- [WHAT YOU HAVE TO DO] Read the records below and copy each line that contains "Цена".

- [EXTRACTED RECORDS]

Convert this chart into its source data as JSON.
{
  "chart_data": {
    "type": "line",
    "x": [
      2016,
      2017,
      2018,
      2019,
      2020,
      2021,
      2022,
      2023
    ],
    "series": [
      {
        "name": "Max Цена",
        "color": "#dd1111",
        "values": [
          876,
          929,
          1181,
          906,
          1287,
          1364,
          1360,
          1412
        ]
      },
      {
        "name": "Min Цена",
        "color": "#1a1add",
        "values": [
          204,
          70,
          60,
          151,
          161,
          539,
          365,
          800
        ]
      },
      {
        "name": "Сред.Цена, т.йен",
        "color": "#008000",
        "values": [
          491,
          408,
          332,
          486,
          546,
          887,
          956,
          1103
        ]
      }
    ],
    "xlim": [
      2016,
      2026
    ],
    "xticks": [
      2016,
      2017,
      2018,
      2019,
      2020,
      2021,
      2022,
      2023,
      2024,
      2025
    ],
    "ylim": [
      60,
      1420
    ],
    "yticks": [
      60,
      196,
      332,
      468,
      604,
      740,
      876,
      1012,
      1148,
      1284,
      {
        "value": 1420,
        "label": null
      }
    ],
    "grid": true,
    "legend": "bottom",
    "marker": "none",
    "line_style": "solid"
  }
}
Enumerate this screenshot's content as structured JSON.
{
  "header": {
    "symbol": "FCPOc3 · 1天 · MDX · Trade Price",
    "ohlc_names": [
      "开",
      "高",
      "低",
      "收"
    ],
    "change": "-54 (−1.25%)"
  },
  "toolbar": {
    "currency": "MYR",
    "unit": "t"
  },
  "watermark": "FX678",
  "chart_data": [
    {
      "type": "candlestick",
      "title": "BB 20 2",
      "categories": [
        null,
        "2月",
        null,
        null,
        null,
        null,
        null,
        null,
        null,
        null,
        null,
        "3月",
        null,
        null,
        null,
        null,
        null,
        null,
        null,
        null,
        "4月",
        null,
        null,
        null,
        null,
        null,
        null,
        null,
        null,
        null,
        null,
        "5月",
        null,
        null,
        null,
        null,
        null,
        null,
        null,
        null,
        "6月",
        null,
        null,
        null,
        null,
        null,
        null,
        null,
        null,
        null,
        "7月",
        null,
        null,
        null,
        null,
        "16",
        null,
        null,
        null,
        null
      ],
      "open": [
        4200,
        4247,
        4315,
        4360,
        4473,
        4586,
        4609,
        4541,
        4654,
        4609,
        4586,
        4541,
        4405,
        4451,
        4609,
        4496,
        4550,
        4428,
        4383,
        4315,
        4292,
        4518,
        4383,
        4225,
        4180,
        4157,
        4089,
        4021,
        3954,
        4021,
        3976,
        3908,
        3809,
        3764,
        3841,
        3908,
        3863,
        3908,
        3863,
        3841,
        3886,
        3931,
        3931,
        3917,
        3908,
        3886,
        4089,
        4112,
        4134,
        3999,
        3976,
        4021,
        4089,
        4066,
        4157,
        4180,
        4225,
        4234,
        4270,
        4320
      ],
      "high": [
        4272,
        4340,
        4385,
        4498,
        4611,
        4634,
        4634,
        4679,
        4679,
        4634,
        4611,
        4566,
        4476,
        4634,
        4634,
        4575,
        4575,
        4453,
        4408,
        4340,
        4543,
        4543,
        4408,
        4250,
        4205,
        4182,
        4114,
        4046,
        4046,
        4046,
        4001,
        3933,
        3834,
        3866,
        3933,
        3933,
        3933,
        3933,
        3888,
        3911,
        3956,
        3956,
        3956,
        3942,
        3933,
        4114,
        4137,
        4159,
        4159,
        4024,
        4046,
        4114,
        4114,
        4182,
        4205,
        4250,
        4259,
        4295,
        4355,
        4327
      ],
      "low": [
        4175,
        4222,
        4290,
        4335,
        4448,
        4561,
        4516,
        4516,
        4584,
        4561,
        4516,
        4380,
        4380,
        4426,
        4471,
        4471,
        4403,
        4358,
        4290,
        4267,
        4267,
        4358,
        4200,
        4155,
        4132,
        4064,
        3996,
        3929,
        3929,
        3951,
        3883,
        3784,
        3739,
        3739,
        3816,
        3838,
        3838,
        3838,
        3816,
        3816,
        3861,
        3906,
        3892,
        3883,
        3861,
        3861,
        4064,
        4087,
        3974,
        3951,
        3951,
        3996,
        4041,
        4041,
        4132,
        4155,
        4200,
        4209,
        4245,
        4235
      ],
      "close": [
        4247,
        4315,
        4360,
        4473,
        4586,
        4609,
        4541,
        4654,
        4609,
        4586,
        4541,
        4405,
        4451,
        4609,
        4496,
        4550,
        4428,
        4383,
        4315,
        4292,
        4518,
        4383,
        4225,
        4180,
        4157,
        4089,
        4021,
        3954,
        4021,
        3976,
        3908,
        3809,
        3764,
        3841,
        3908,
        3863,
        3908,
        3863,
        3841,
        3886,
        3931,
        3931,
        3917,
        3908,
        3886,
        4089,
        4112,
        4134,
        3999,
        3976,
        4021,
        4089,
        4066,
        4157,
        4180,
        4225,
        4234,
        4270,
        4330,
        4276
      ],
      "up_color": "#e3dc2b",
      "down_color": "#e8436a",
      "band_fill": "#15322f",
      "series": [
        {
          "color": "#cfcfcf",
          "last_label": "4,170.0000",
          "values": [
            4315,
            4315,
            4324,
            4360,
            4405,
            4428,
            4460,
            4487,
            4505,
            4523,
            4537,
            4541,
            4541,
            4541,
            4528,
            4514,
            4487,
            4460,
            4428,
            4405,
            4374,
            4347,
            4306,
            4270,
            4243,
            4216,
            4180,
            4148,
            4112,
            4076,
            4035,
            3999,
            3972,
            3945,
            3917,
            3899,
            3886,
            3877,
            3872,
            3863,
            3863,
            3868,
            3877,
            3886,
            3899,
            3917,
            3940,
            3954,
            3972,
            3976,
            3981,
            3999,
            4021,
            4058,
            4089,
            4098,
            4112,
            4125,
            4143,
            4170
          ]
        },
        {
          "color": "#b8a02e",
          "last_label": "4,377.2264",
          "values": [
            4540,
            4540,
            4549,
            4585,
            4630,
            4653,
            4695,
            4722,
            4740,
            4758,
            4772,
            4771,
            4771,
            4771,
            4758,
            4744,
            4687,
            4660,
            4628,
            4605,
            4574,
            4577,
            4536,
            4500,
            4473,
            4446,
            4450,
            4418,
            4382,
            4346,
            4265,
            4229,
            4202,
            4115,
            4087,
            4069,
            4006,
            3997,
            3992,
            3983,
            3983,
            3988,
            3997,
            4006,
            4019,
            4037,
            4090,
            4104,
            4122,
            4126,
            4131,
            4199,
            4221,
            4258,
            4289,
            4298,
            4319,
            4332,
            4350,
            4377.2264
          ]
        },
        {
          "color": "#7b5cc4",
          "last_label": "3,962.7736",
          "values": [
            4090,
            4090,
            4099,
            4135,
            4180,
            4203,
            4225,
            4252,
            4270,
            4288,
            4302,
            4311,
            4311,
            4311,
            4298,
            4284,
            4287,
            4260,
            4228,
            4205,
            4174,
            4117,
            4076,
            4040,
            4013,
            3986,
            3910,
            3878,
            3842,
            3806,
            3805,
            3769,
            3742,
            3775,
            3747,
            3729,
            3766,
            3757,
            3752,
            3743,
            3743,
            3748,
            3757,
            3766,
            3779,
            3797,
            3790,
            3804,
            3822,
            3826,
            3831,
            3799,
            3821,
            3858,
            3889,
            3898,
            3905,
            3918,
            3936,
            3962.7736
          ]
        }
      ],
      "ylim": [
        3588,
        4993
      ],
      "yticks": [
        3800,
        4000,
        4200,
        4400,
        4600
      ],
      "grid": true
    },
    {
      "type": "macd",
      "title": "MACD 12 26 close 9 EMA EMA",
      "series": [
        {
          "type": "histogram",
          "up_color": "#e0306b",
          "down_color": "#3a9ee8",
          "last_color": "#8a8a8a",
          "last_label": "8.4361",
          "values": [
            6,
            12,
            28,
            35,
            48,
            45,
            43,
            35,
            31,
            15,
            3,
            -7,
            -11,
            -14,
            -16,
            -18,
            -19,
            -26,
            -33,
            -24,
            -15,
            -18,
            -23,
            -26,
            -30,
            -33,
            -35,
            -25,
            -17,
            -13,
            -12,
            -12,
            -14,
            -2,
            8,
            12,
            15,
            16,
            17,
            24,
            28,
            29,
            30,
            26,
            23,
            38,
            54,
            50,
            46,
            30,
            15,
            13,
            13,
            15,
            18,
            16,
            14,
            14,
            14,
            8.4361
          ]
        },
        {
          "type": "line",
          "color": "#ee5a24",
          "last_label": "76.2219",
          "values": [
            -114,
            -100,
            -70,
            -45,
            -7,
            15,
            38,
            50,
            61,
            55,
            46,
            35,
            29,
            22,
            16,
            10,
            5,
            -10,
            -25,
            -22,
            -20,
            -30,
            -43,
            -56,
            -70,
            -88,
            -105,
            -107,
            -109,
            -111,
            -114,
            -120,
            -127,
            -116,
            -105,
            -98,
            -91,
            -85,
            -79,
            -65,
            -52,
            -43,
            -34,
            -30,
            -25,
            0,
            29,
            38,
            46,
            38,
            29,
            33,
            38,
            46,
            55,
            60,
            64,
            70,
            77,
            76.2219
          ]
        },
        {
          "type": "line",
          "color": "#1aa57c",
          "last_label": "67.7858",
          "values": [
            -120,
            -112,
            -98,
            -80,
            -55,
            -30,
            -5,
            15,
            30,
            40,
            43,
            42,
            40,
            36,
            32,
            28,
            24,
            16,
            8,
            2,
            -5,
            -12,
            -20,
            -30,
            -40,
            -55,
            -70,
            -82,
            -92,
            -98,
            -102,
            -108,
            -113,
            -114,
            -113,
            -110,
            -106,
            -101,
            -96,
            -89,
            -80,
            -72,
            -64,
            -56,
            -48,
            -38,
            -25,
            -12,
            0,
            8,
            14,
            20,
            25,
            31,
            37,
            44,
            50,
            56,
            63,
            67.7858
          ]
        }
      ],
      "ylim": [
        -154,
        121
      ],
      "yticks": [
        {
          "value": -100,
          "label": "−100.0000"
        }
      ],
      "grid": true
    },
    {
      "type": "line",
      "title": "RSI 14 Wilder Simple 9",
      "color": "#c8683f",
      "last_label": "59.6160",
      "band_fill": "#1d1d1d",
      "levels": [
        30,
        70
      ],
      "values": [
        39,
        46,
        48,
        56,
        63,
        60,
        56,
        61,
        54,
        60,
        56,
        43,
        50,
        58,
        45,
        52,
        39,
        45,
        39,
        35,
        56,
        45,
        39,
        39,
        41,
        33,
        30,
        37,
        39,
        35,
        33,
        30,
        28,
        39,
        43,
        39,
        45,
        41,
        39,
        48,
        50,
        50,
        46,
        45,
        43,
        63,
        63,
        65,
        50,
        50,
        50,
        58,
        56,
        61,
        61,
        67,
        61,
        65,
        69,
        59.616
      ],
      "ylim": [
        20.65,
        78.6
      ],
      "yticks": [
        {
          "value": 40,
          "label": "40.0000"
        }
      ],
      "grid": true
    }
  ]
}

- [SOLUTION]
        "name": "Max Цена",
        "name": "Min Цена",
        "name": "Сред.Цена, т.йен",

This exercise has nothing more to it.